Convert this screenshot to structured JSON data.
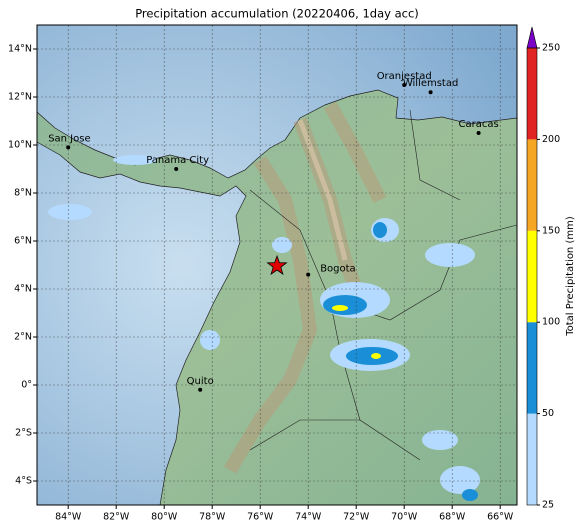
{
  "title": "Precipitation accumulation (20220406, 1day acc)",
  "map": {
    "lon_range": [
      -85.3,
      -65.3
    ],
    "lat_range": [
      -5,
      15
    ],
    "lon_ticks": [
      {
        "value": -84,
        "label": "84°W"
      },
      {
        "value": -82,
        "label": "82°W"
      },
      {
        "value": -80,
        "label": "80°W"
      },
      {
        "value": -78,
        "label": "78°W"
      },
      {
        "value": -76,
        "label": "76°W"
      },
      {
        "value": -74,
        "label": "74°W"
      },
      {
        "value": -72,
        "label": "72°W"
      },
      {
        "value": -70,
        "label": "70°W"
      },
      {
        "value": -68,
        "label": "68°W"
      },
      {
        "value": -66,
        "label": "66°W"
      }
    ],
    "lat_ticks": [
      {
        "value": 14,
        "label": "14°N"
      },
      {
        "value": 12,
        "label": "12°N"
      },
      {
        "value": 10,
        "label": "10°N"
      },
      {
        "value": 8,
        "label": "8°N"
      },
      {
        "value": 6,
        "label": "6°N"
      },
      {
        "value": 4,
        "label": "4°N"
      },
      {
        "value": 2,
        "label": "2°N"
      },
      {
        "value": 0,
        "label": "0°"
      },
      {
        "value": -2,
        "label": "2°S"
      },
      {
        "value": -4,
        "label": "4°S"
      }
    ],
    "cities": [
      {
        "name": "San Jose",
        "lon": -84.0,
        "lat": 9.9
      },
      {
        "name": "Panama City",
        "lon": -79.5,
        "lat": 9.0
      },
      {
        "name": "Bogota",
        "lon": -74.0,
        "lat": 4.6
      },
      {
        "name": "Quito",
        "lon": -78.5,
        "lat": -0.2
      },
      {
        "name": "Oranjestad",
        "lon": -70.0,
        "lat": 12.5
      },
      {
        "name": "Willemstad",
        "lon": -68.9,
        "lat": 12.2
      },
      {
        "name": "Caracas",
        "lon": -66.9,
        "lat": 10.5
      }
    ],
    "star": {
      "lon": -75.3,
      "lat": 4.96
    }
  },
  "colorbar": {
    "label": "Total Precipitation (mm)",
    "levels": [
      25,
      50,
      100,
      150,
      200,
      250
    ],
    "colors": [
      "#b4dbff",
      "#1a8fd8",
      "#ffff00",
      "#f5a623",
      "#e02424"
    ],
    "extend_color": "#7a00c8"
  }
}
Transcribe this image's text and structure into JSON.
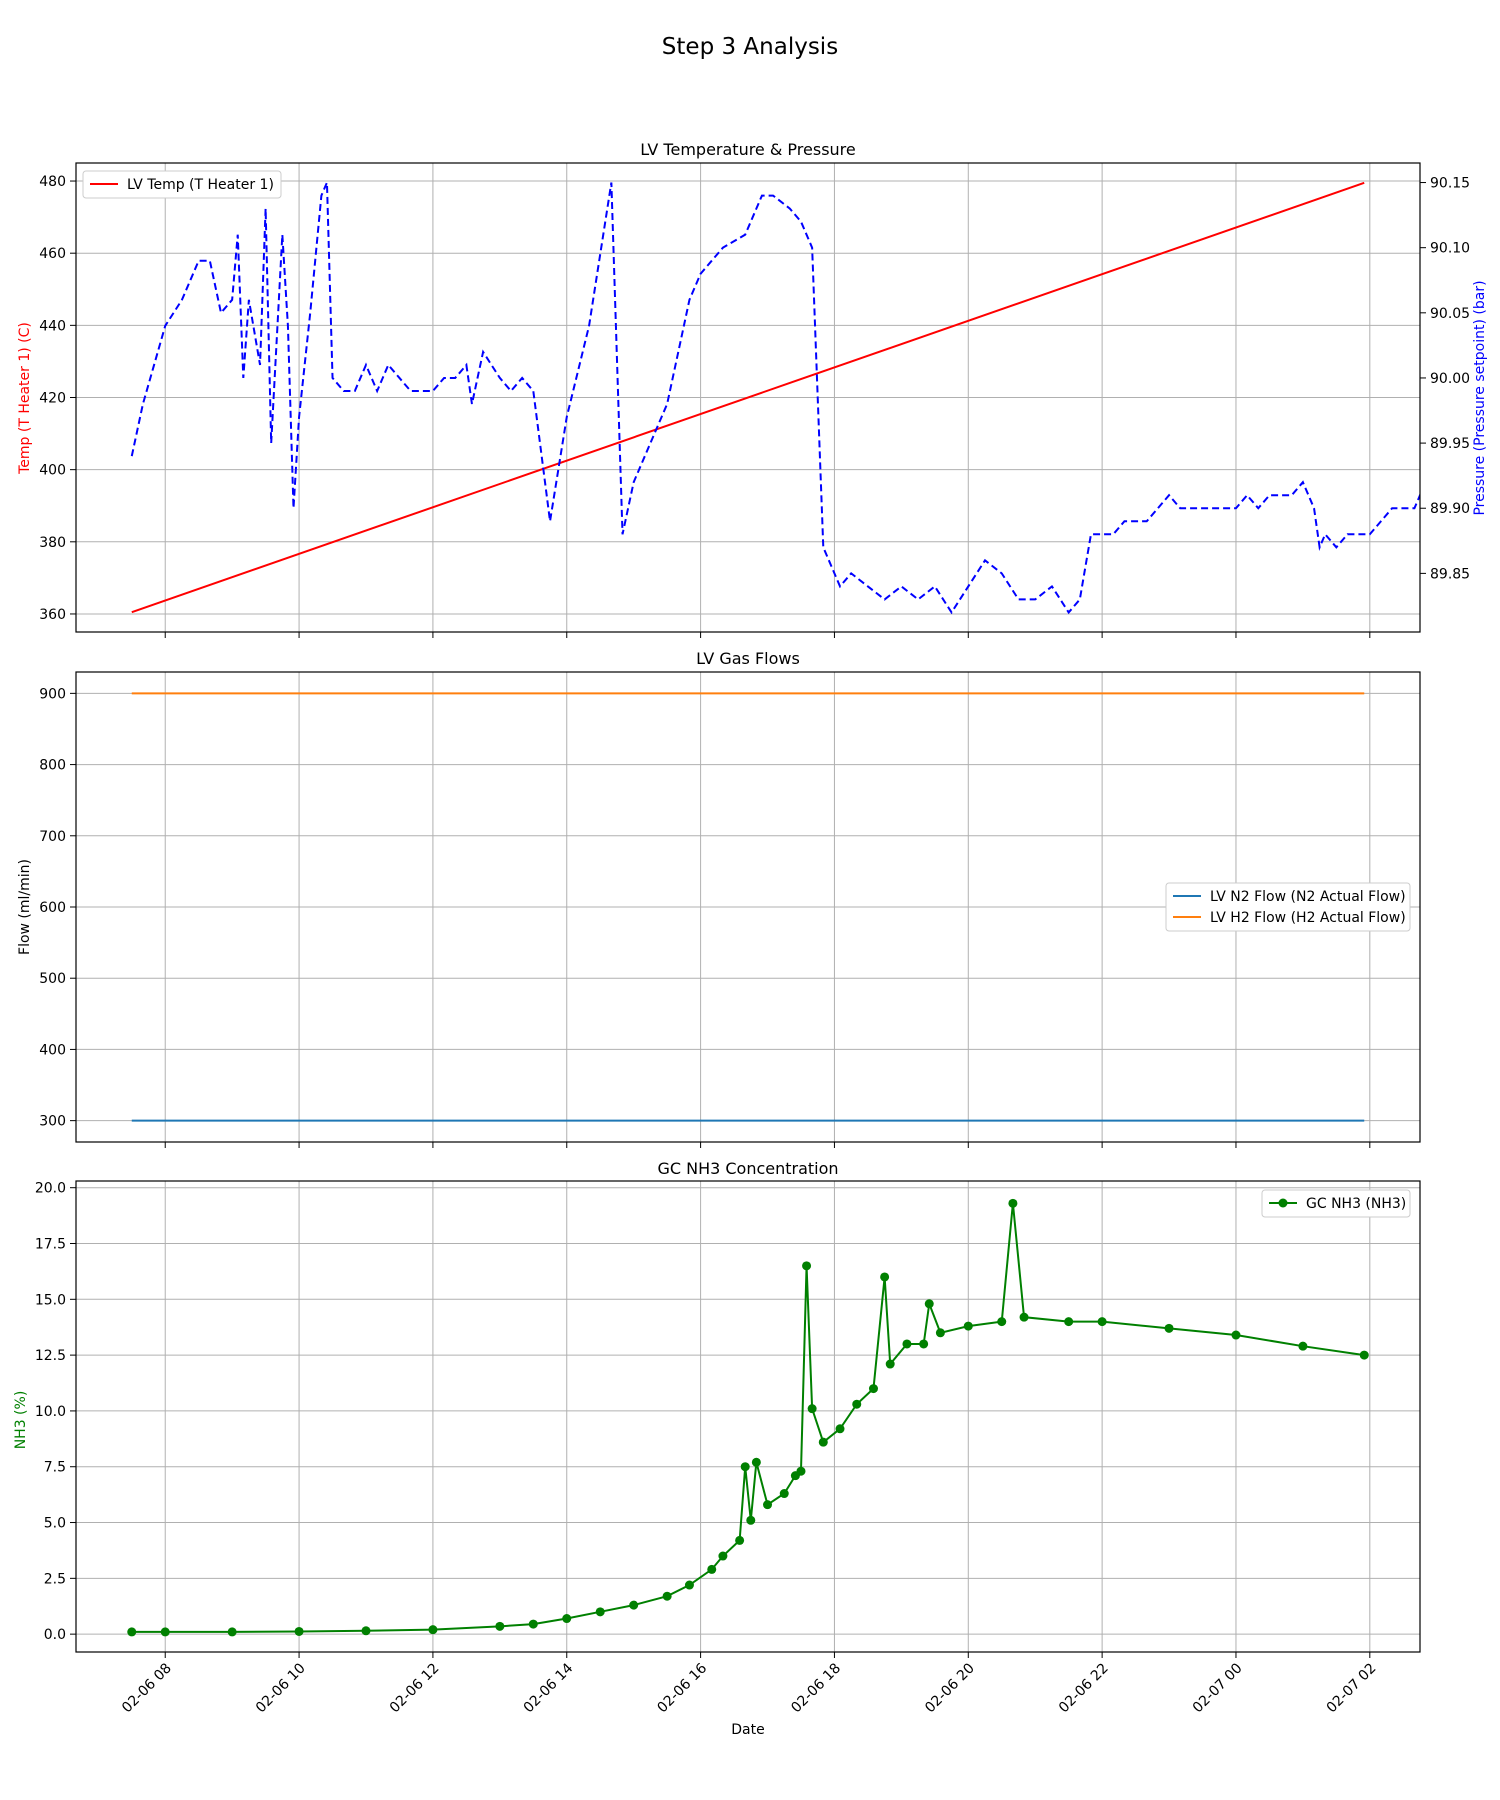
● ● ● ● ● ● ●
# [What the task asks]
Copy the listing in full and without alteration, omitting every picture.

# [Reply]
Convert this screenshot to structured JSON data.
{
  "title": "Precipitation accumulation (20220406, 1day acc)",
  "map": {
    "lon_range": [
      -85.3,
      -65.3
    ],
    "lat_range": [
      -5,
      15
    ],
    "lon_ticks": [
      {
        "value": -84,
        "label": "84°W"
      },
      {
        "value": -82,
        "label": "82°W"
      },
      {
        "value": -80,
        "label": "80°W"
      },
      {
        "value": -78,
        "label": "78°W"
      },
      {
        "value": -76,
        "label": "76°W"
      },
      {
        "value": -74,
        "label": "74°W"
      },
      {
        "value": -72,
        "label": "72°W"
      },
      {
        "value": -70,
        "label": "70°W"
      },
      {
        "value": -68,
        "label": "68°W"
      },
      {
        "value": -66,
        "label": "66°W"
      }
    ],
    "lat_ticks": [
      {
        "value": 14,
        "label": "14°N"
      },
      {
        "value": 12,
        "label": "12°N"
      },
      {
        "value": 10,
        "label": "10°N"
      },
      {
        "value": 8,
        "label": "8°N"
      },
      {
        "value": 6,
        "label": "6°N"
      },
      {
        "value": 4,
        "label": "4°N"
      },
      {
        "value": 2,
        "label": "2°N"
      },
      {
        "value": 0,
        "label": "0°"
      },
      {
        "value": -2,
        "label": "2°S"
      },
      {
        "value": -4,
        "label": "4°S"
      }
    ],
    "cities": [
      {
        "name": "San Jose",
        "lon": -84.0,
        "lat": 9.9
      },
      {
        "name": "Panama City",
        "lon": -79.5,
        "lat": 9.0
      },
      {
        "name": "Bogota",
        "lon": -74.0,
        "lat": 4.6
      },
      {
        "name": "Quito",
        "lon": -78.5,
        "lat": -0.2
      },
      {
        "name": "Oranjestad",
        "lon": -70.0,
        "lat": 12.5
      },
      {
        "name": "Willemstad",
        "lon": -68.9,
        "lat": 12.2
      },
      {
        "name": "Caracas",
        "lon": -66.9,
        "lat": 10.5
      }
    ],
    "star": {
      "lon": -75.3,
      "lat": 4.96
    }
  },
  "colorbar": {
    "label": "Total Precipitation (mm)",
    "levels": [
      25,
      50,
      100,
      150,
      200,
      250
    ],
    "colors": [
      "#b4dbff",
      "#1a8fd8",
      "#ffff00",
      "#f5a623",
      "#e02424"
    ],
    "extend_color": "#7a00c8"
  }
}
Transcribe this image's text and structure into JSON.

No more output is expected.